- _DATASET CONTENT_

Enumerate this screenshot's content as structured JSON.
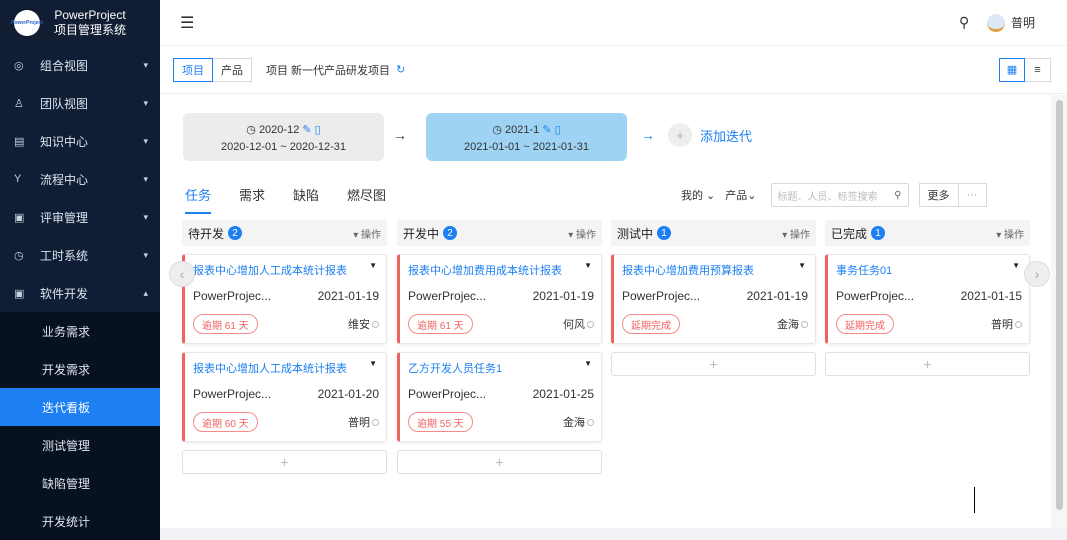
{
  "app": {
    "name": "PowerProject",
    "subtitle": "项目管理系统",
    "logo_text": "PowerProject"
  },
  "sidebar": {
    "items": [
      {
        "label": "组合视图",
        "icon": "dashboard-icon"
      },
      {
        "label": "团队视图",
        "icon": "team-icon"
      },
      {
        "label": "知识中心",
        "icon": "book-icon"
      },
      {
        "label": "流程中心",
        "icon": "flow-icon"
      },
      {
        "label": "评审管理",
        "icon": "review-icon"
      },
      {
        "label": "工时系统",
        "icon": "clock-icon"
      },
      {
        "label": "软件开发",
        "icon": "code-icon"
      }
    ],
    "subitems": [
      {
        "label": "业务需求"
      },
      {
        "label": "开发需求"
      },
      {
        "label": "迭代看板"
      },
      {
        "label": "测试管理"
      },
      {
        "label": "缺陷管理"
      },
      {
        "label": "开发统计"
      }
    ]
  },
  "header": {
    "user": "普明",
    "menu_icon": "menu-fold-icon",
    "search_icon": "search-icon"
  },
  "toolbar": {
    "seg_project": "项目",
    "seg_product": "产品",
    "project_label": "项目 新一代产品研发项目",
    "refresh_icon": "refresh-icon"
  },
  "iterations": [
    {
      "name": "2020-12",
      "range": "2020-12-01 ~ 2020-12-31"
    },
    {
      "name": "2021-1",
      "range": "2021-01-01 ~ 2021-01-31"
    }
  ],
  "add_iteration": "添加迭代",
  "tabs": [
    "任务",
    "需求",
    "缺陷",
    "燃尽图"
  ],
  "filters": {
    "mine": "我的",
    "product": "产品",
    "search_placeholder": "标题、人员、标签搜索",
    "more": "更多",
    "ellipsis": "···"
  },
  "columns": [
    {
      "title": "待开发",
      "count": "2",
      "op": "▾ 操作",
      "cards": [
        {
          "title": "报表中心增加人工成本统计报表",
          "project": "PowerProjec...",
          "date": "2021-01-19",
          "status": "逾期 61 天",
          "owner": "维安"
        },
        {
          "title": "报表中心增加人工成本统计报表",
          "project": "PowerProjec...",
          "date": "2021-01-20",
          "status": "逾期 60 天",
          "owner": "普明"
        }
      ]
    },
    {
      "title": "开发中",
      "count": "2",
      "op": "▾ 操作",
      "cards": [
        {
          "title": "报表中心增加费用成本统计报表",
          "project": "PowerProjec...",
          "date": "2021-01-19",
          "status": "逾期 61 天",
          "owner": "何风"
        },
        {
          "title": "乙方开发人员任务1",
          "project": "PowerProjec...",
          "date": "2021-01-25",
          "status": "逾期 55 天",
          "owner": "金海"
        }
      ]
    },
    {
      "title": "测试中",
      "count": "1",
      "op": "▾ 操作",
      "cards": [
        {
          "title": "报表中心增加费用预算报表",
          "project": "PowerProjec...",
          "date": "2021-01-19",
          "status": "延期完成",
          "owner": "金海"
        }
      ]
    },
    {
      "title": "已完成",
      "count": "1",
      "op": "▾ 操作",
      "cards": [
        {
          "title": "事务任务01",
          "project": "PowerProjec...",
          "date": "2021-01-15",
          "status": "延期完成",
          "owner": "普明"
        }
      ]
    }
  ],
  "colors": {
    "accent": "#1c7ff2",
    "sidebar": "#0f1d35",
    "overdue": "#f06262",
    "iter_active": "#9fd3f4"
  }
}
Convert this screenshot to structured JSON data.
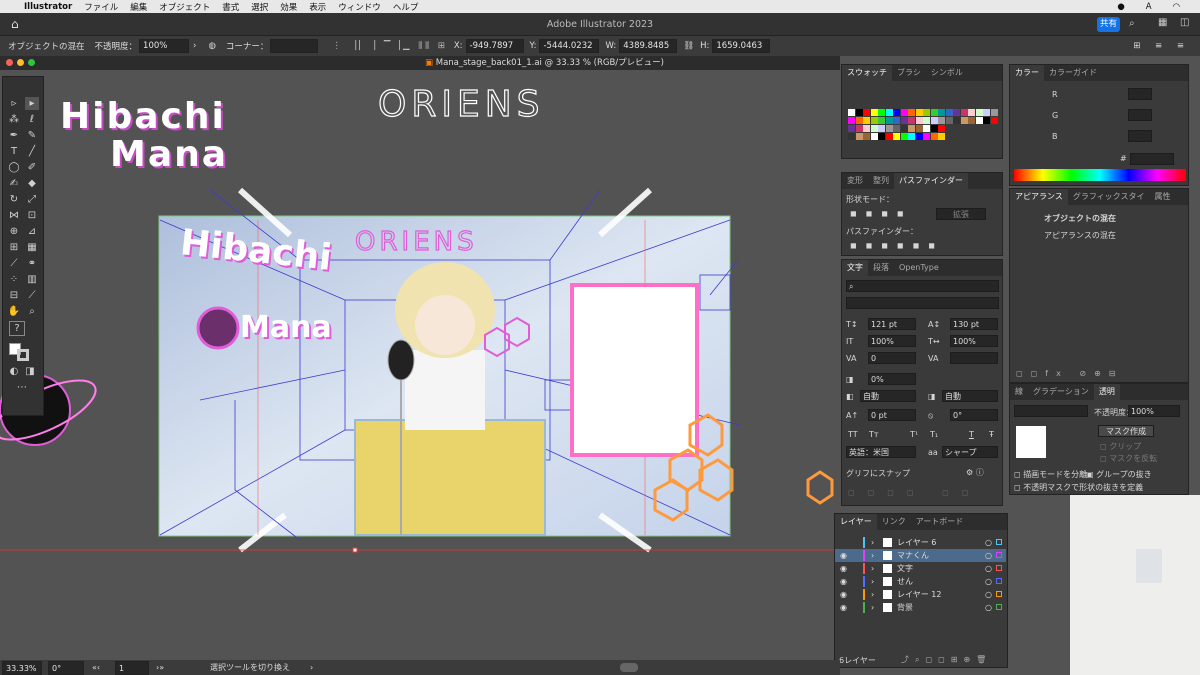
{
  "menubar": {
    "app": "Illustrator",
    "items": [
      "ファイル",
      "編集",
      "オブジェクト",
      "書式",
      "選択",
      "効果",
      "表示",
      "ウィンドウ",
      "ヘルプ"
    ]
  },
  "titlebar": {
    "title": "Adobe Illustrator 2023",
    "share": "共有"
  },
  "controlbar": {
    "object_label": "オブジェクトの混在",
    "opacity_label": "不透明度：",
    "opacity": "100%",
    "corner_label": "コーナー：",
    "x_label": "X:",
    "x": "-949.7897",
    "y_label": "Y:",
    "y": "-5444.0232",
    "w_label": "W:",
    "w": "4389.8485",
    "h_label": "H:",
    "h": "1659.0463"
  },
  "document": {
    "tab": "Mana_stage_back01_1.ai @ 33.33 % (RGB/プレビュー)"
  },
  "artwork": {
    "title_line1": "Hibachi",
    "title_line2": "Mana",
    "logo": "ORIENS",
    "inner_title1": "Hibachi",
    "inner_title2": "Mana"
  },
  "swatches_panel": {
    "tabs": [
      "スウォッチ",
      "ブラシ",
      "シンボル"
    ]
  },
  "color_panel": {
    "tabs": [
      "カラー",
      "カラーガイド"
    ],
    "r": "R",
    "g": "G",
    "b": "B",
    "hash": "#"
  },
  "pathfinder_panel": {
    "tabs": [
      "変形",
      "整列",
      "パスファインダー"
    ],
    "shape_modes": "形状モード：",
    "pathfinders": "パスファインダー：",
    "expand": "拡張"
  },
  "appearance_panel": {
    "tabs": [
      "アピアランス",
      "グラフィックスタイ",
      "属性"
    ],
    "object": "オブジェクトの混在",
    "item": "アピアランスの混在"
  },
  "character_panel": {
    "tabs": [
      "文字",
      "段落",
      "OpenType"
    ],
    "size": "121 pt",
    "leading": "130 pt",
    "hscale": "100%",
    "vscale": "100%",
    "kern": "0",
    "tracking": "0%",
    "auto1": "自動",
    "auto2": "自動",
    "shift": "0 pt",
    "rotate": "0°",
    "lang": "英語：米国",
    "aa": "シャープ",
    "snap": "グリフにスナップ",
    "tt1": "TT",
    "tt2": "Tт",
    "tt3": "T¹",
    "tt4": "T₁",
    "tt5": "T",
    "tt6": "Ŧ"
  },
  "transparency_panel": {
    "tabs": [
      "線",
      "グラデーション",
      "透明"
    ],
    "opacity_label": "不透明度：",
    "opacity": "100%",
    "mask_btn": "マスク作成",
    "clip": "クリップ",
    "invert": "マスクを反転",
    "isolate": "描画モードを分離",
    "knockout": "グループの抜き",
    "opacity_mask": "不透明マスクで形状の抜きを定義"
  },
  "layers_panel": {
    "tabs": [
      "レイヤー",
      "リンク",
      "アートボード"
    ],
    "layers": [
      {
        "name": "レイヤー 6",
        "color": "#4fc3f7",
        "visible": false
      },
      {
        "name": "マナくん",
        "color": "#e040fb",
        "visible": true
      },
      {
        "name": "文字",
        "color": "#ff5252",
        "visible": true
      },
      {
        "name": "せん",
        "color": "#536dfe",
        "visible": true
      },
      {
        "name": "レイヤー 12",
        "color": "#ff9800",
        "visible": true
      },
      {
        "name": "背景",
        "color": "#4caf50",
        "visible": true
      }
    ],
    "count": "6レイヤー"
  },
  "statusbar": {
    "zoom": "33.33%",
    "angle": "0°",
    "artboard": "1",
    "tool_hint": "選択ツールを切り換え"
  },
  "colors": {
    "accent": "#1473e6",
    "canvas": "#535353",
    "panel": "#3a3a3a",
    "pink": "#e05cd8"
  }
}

- _TASK BRIEF_
Each entry above is to be written out again unchanged, apart from the pictures, which are left out.

- _THE OUTPUT_
Enumerate this screenshot's content as structured JSON.
{
  "app": {
    "name": "PowerProject",
    "subtitle": "项目管理系统",
    "logo_text": "PowerProject"
  },
  "sidebar": {
    "items": [
      {
        "label": "组合视图",
        "icon": "dashboard-icon"
      },
      {
        "label": "团队视图",
        "icon": "team-icon"
      },
      {
        "label": "知识中心",
        "icon": "book-icon"
      },
      {
        "label": "流程中心",
        "icon": "flow-icon"
      },
      {
        "label": "评审管理",
        "icon": "review-icon"
      },
      {
        "label": "工时系统",
        "icon": "clock-icon"
      },
      {
        "label": "软件开发",
        "icon": "code-icon"
      }
    ],
    "subitems": [
      {
        "label": "业务需求"
      },
      {
        "label": "开发需求"
      },
      {
        "label": "迭代看板"
      },
      {
        "label": "测试管理"
      },
      {
        "label": "缺陷管理"
      },
      {
        "label": "开发统计"
      }
    ]
  },
  "header": {
    "user": "普明",
    "menu_icon": "menu-fold-icon",
    "search_icon": "search-icon"
  },
  "toolbar": {
    "seg_project": "项目",
    "seg_product": "产品",
    "project_label": "项目 新一代产品研发项目",
    "refresh_icon": "refresh-icon"
  },
  "iterations": [
    {
      "name": "2020-12",
      "range": "2020-12-01 ~ 2020-12-31"
    },
    {
      "name": "2021-1",
      "range": "2021-01-01 ~ 2021-01-31"
    }
  ],
  "add_iteration": "添加迭代",
  "tabs": [
    "任务",
    "需求",
    "缺陷",
    "燃尽图"
  ],
  "filters": {
    "mine": "我的",
    "product": "产品",
    "search_placeholder": "标题、人员、标签搜索",
    "more": "更多",
    "ellipsis": "···"
  },
  "columns": [
    {
      "title": "待开发",
      "count": "2",
      "op": "▾ 操作",
      "cards": [
        {
          "title": "报表中心增加人工成本统计报表",
          "project": "PowerProjec...",
          "date": "2021-01-19",
          "status": "逾期 61 天",
          "owner": "维安"
        },
        {
          "title": "报表中心增加人工成本统计报表",
          "project": "PowerProjec...",
          "date": "2021-01-20",
          "status": "逾期 60 天",
          "owner": "普明"
        }
      ]
    },
    {
      "title": "开发中",
      "count": "2",
      "op": "▾ 操作",
      "cards": [
        {
          "title": "报表中心增加费用成本统计报表",
          "project": "PowerProjec...",
          "date": "2021-01-19",
          "status": "逾期 61 天",
          "owner": "何风"
        },
        {
          "title": "乙方开发人员任务1",
          "project": "PowerProjec...",
          "date": "2021-01-25",
          "status": "逾期 55 天",
          "owner": "金海"
        }
      ]
    },
    {
      "title": "测试中",
      "count": "1",
      "op": "▾ 操作",
      "cards": [
        {
          "title": "报表中心增加费用预算报表",
          "project": "PowerProjec...",
          "date": "2021-01-19",
          "status": "延期完成",
          "owner": "金海"
        }
      ]
    },
    {
      "title": "已完成",
      "count": "1",
      "op": "▾ 操作",
      "cards": [
        {
          "title": "事务任务01",
          "project": "PowerProjec...",
          "date": "2021-01-15",
          "status": "延期完成",
          "owner": "普明"
        }
      ]
    }
  ],
  "colors": {
    "accent": "#1c7ff2",
    "sidebar": "#0f1d35",
    "overdue": "#f06262",
    "iter_active": "#9fd3f4"
  }
}
Convert this screenshot to structured JSON data.
{
  "menubar": {
    "app": "Illustrator",
    "items": [
      "ファイル",
      "編集",
      "オブジェクト",
      "書式",
      "選択",
      "効果",
      "表示",
      "ウィンドウ",
      "ヘルプ"
    ]
  },
  "titlebar": {
    "title": "Adobe Illustrator 2023",
    "share": "共有"
  },
  "controlbar": {
    "object_label": "オブジェクトの混在",
    "opacity_label": "不透明度：",
    "opacity": "100%",
    "corner_label": "コーナー：",
    "x_label": "X:",
    "x": "-949.7897",
    "y_label": "Y:",
    "y": "-5444.0232",
    "w_label": "W:",
    "w": "4389.8485",
    "h_label": "H:",
    "h": "1659.0463"
  },
  "document": {
    "tab": "Mana_stage_back01_1.ai @ 33.33 % (RGB/プレビュー)"
  },
  "artwork": {
    "title_line1": "Hibachi",
    "title_line2": "Mana",
    "logo": "ORIENS",
    "inner_title1": "Hibachi",
    "inner_title2": "Mana"
  },
  "swatches_panel": {
    "tabs": [
      "スウォッチ",
      "ブラシ",
      "シンボル"
    ]
  },
  "color_panel": {
    "tabs": [
      "カラー",
      "カラーガイド"
    ],
    "r": "R",
    "g": "G",
    "b": "B",
    "hash": "#"
  },
  "pathfinder_panel": {
    "tabs": [
      "変形",
      "整列",
      "パスファインダー"
    ],
    "shape_modes": "形状モード：",
    "pathfinders": "パスファインダー：",
    "expand": "拡張"
  },
  "appearance_panel": {
    "tabs": [
      "アピアランス",
      "グラフィックスタイ",
      "属性"
    ],
    "object": "オブジェクトの混在",
    "item": "アピアランスの混在"
  },
  "character_panel": {
    "tabs": [
      "文字",
      "段落",
      "OpenType"
    ],
    "size": "121 pt",
    "leading": "130 pt",
    "hscale": "100%",
    "vscale": "100%",
    "kern": "0",
    "tracking": "0%",
    "auto1": "自動",
    "auto2": "自動",
    "shift": "0 pt",
    "rotate": "0°",
    "lang": "英語：米国",
    "aa": "シャープ",
    "snap": "グリフにスナップ",
    "tt1": "TT",
    "tt2": "Tт",
    "tt3": "T¹",
    "tt4": "T₁",
    "tt5": "T",
    "tt6": "Ŧ"
  },
  "transparency_panel": {
    "tabs": [
      "線",
      "グラデーション",
      "透明"
    ],
    "opacity_label": "不透明度：",
    "opacity": "100%",
    "mask_btn": "マスク作成",
    "clip": "クリップ",
    "invert": "マスクを反転",
    "isolate": "描画モードを分離",
    "knockout": "グループの抜き",
    "opacity_mask": "不透明マスクで形状の抜きを定義"
  },
  "layers_panel": {
    "tabs": [
      "レイヤー",
      "リンク",
      "アートボード"
    ],
    "layers": [
      {
        "name": "レイヤー 6",
        "color": "#4fc3f7",
        "visible": false
      },
      {
        "name": "マナくん",
        "color": "#e040fb",
        "visible": true
      },
      {
        "name": "文字",
        "color": "#ff5252",
        "visible": true
      },
      {
        "name": "せん",
        "color": "#536dfe",
        "visible": true
      },
      {
        "name": "レイヤー 12",
        "color": "#ff9800",
        "visible": true
      },
      {
        "name": "背景",
        "color": "#4caf50",
        "visible": true
      }
    ],
    "count": "6レイヤー"
  },
  "statusbar": {
    "zoom": "33.33%",
    "angle": "0°",
    "artboard": "1",
    "tool_hint": "選択ツールを切り換え"
  },
  "colors": {
    "accent": "#1473e6",
    "canvas": "#535353",
    "panel": "#3a3a3a",
    "pink": "#e05cd8"
  }
}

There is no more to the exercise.